+++ Provided data +++

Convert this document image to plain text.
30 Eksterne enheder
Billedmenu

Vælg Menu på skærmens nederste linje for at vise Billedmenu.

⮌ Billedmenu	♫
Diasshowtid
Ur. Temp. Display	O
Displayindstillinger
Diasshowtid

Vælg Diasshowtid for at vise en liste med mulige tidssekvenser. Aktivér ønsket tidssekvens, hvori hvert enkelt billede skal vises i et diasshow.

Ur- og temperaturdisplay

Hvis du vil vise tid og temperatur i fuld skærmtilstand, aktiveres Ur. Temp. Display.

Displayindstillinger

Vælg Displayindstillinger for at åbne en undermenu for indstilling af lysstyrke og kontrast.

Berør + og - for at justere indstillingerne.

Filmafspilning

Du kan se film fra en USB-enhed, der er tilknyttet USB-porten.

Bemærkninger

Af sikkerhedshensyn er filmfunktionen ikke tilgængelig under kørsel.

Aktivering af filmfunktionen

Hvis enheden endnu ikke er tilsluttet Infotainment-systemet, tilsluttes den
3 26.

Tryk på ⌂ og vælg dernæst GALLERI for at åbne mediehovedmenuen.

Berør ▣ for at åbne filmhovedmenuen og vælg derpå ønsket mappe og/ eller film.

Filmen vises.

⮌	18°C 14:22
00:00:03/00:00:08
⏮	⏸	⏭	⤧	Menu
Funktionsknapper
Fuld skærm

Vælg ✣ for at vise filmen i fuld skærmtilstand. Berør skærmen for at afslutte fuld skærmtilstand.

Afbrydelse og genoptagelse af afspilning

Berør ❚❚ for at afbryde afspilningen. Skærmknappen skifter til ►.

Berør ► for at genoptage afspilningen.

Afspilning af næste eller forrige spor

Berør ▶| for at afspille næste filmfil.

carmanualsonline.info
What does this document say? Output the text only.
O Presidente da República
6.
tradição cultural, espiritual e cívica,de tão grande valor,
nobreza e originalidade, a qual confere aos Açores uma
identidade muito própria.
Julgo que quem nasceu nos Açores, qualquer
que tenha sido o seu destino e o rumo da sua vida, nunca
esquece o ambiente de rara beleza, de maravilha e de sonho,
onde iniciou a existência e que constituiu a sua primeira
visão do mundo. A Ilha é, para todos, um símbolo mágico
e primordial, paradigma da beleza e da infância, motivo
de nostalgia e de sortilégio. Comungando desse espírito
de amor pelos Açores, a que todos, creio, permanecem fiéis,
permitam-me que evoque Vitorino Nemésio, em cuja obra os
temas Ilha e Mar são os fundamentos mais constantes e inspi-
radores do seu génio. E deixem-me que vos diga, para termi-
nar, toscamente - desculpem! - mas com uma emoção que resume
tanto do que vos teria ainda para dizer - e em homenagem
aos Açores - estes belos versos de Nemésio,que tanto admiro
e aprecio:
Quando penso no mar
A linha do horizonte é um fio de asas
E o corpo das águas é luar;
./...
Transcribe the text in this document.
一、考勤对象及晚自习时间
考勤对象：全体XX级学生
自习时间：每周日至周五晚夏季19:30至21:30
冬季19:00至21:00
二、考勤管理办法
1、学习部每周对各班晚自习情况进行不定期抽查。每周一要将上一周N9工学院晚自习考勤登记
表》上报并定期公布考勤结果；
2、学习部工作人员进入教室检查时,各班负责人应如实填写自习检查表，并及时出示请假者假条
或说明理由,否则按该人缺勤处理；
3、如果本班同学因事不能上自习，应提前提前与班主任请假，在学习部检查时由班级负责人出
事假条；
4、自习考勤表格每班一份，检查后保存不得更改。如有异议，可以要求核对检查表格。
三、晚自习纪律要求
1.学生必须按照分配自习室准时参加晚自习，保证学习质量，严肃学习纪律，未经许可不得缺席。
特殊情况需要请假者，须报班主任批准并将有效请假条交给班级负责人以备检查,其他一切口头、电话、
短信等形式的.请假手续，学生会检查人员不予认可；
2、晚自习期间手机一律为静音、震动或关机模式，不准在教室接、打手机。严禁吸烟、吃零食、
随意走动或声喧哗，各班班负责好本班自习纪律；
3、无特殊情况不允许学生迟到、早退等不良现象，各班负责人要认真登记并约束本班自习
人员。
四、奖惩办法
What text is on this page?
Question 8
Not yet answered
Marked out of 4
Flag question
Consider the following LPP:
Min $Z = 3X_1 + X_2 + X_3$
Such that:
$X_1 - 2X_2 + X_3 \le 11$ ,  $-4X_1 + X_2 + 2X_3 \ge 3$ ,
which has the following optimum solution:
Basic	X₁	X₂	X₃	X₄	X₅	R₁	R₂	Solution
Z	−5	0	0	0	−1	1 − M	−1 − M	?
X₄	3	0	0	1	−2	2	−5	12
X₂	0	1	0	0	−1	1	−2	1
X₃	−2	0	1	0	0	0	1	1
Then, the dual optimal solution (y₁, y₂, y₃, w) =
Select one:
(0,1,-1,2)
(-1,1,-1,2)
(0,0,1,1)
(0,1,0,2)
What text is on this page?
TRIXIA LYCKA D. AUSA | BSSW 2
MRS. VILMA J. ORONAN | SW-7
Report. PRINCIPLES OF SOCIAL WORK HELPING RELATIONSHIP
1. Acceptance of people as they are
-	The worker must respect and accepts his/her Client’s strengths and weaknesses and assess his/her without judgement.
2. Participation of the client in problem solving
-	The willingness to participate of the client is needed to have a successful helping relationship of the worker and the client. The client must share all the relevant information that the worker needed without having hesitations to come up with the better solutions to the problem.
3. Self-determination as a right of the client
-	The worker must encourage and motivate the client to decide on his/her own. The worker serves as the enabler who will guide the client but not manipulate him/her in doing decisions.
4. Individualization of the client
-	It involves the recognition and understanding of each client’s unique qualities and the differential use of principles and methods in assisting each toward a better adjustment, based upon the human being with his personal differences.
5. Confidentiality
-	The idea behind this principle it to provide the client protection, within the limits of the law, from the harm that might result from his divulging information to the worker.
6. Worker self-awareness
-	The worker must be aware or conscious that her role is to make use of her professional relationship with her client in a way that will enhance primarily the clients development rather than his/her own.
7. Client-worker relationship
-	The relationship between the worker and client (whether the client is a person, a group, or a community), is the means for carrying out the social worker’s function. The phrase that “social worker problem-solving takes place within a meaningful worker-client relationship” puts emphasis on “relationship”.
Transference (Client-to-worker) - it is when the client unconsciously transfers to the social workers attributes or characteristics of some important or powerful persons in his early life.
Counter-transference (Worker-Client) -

+++

Write out the data exactly as it stands.

Exercise result
Convert this document image to plain text.
30 Eksterne enheder
Billedmenu

Vælg Menu på skærmens nederste linje for at vise Billedmenu.

⮌ Billedmenu	♫
Diasshowtid
Ur. Temp. Display	O
Displayindstillinger
Diasshowtid

Vælg Diasshowtid for at vise en liste med mulige tidssekvenser. Aktivér ønsket tidssekvens, hvori hvert enkelt billede skal vises i et diasshow.

Ur- og temperaturdisplay

Hvis du vil vise tid og temperatur i fuld skærmtilstand, aktiveres Ur. Temp. Display.

Displayindstillinger

Vælg Displayindstillinger for at åbne en undermenu for indstilling af lysstyrke og kontrast.

Berør + og - for at justere indstillingerne.

Filmafspilning

Du kan se film fra en USB-enhed, der er tilknyttet USB-porten.

Bemærkninger

Af sikkerhedshensyn er filmfunktionen ikke tilgængelig under kørsel.

Aktivering af filmfunktionen

Hvis enheden endnu ikke er tilsluttet Infotainment-systemet, tilsluttes den
3 26.

Tryk på ⌂ og vælg dernæst GALLERI for at åbne mediehovedmenuen.

Berør ▣ for at åbne filmhovedmenuen og vælg derpå ønsket mappe og/ eller film.

Filmen vises.

⮌	18°C 14:22
00:00:03/00:00:08
⏮	⏸	⏭	⤧	Menu
Funktionsknapper
Fuld skærm

Vælg ✣ for at vise filmen i fuld skærmtilstand. Berør skærmen for at afslutte fuld skærmtilstand.

Afbrydelse og genoptagelse af afspilning

Berør ❚❚ for at afbryde afspilningen. Skærmknappen skifter til ►.

Berør ► for at genoptage afspilningen.

Afspilning af næste eller forrige spor

Berør ▶| for at afspille næste filmfil.

carmanualsonline.info
What does this document say? Output the text only.
O Presidente da República
6.
tradição cultural, espiritual e cívica,de tão grande valor,
nobreza e originalidade, a qual confere aos Açores uma
identidade muito própria.
Julgo que quem nasceu nos Açores, qualquer
que tenha sido o seu destino e o rumo da sua vida, nunca
esquece o ambiente de rara beleza, de maravilha e de sonho,
onde iniciou a existência e que constituiu a sua primeira
visão do mundo. A Ilha é, para todos, um símbolo mágico
e primordial, paradigma da beleza e da infância, motivo
de nostalgia e de sortilégio. Comungando desse espírito
de amor pelos Açores, a que todos, creio, permanecem fiéis,
permitam-me que evoque Vitorino Nemésio, em cuja obra os
temas Ilha e Mar são os fundamentos mais constantes e inspi-
radores do seu génio. E deixem-me que vos diga, para termi-
nar, toscamente - desculpem! - mas com uma emoção que resume
tanto do que vos teria ainda para dizer - e em homenagem
aos Açores - estes belos versos de Nemésio,que tanto admiro
e aprecio:
Quando penso no mar
A linha do horizonte é um fio de asas
E o corpo das águas é luar;
./...
Transcribe the text in this document.
一、考勤对象及晚自习时间
考勤对象：全体XX级学生
自习时间：每周日至周五晚夏季19:30至21:30
冬季19:00至21:00
二、考勤管理办法
1、学习部每周对各班晚自习情况进行不定期抽查。每周一要将上一周N9工学院晚自习考勤登记
表》上报并定期公布考勤结果；
2、学习部工作人员进入教室检查时,各班负责人应如实填写自习检查表，并及时出示请假者假条
或说明理由,否则按该人缺勤处理；
3、如果本班同学因事不能上自习，应提前提前与班主任请假，在学习部检查时由班级负责人出
事假条；
4、自习考勤表格每班一份，检查后保存不得更改。如有异议，可以要求核对检查表格。
三、晚自习纪律要求
1.学生必须按照分配自习室准时参加晚自习，保证学习质量，严肃学习纪律，未经许可不得缺席。
特殊情况需要请假者，须报班主任批准并将有效请假条交给班级负责人以备检查,其他一切口头、电话、
短信等形式的.请假手续，学生会检查人员不予认可；
2、晚自习期间手机一律为静音、震动或关机模式，不准在教室接、打手机。严禁吸烟、吃零食、
随意走动或声喧哗，各班班负责好本班自习纪律；
3、无特殊情况不允许学生迟到、早退等不良现象，各班负责人要认真登记并约束本班自习
人员。
四、奖惩办法
What text is on this page?
Question 8
Not yet answered
Marked out of 4
Flag question
Consider the following LPP:
Min $Z = 3X_1 + X_2 + X_3$
Such that:
$X_1 - 2X_2 + X_3 \le 11$ ,  $-4X_1 + X_2 + 2X_3 \ge 3$ ,
which has the following optimum solution:
Basic	X₁	X₂	X₃	X₄	X₅	R₁	R₂	Solution
Z	−5	0	0	0	−1	1 − M	−1 − M	?
X₄	3	0	0	1	−2	2	−5	12
X₂	0	1	0	0	−1	1	−2	1
X₃	−2	0	1	0	0	0	1	1
Then, the dual optimal solution (y₁, y₂, y₃, w) =
Select one:
(0,1,-1,2)
(-1,1,-1,2)
(0,0,1,1)
(0,1,0,2)
What text is on this page?
TRIXIA LYCKA D. AUSA | BSSW 2
MRS. VILMA J. ORONAN | SW-7
Report. PRINCIPLES OF SOCIAL WORK HELPING RELATIONSHIP
1. Acceptance of people as they are
-	The worker must respect and accepts his/her Client’s strengths and weaknesses and assess his/her without judgement.
2. Participation of the client in problem solving
-	The willingness to participate of the client is needed to have a successful helping relationship of the worker and the client. The client must share all the relevant information that the worker needed without having hesitations to come up with the better solutions to the problem.
3. Self-determination as a right of the client
-	The worker must encourage and motivate the client to decide on his/her own. The worker serves as the enabler who will guide the client but not manipulate him/her in doing decisions.
4. Individualization of the client
-	It involves the recognition and understanding of each client’s unique qualities and the differential use of principles and methods in assisting each toward a better adjustment, based upon the human being with his personal differences.
5. Confidentiality
-	The idea behind this principle it to provide the client protection, within the limits of the law, from the harm that might result from his divulging information to the worker.
6. Worker self-awareness
-	The worker must be aware or conscious that her role is to make use of her professional relationship with her client in a way that will enhance primarily the clients development rather than his/her own.
7. Client-worker relationship
-	The relationship between the worker and client (whether the client is a person, a group, or a community), is the means for carrying out the social worker’s function. The phrase that “social worker problem-solving takes place within a meaningful worker-client relationship” puts emphasis on “relationship”.
Transference (Client-to-worker) - it is when the client unconsciously transfers to the social workers attributes or characteristics of some important or powerful persons in his early life.
Counter-transference (Worker-Client) -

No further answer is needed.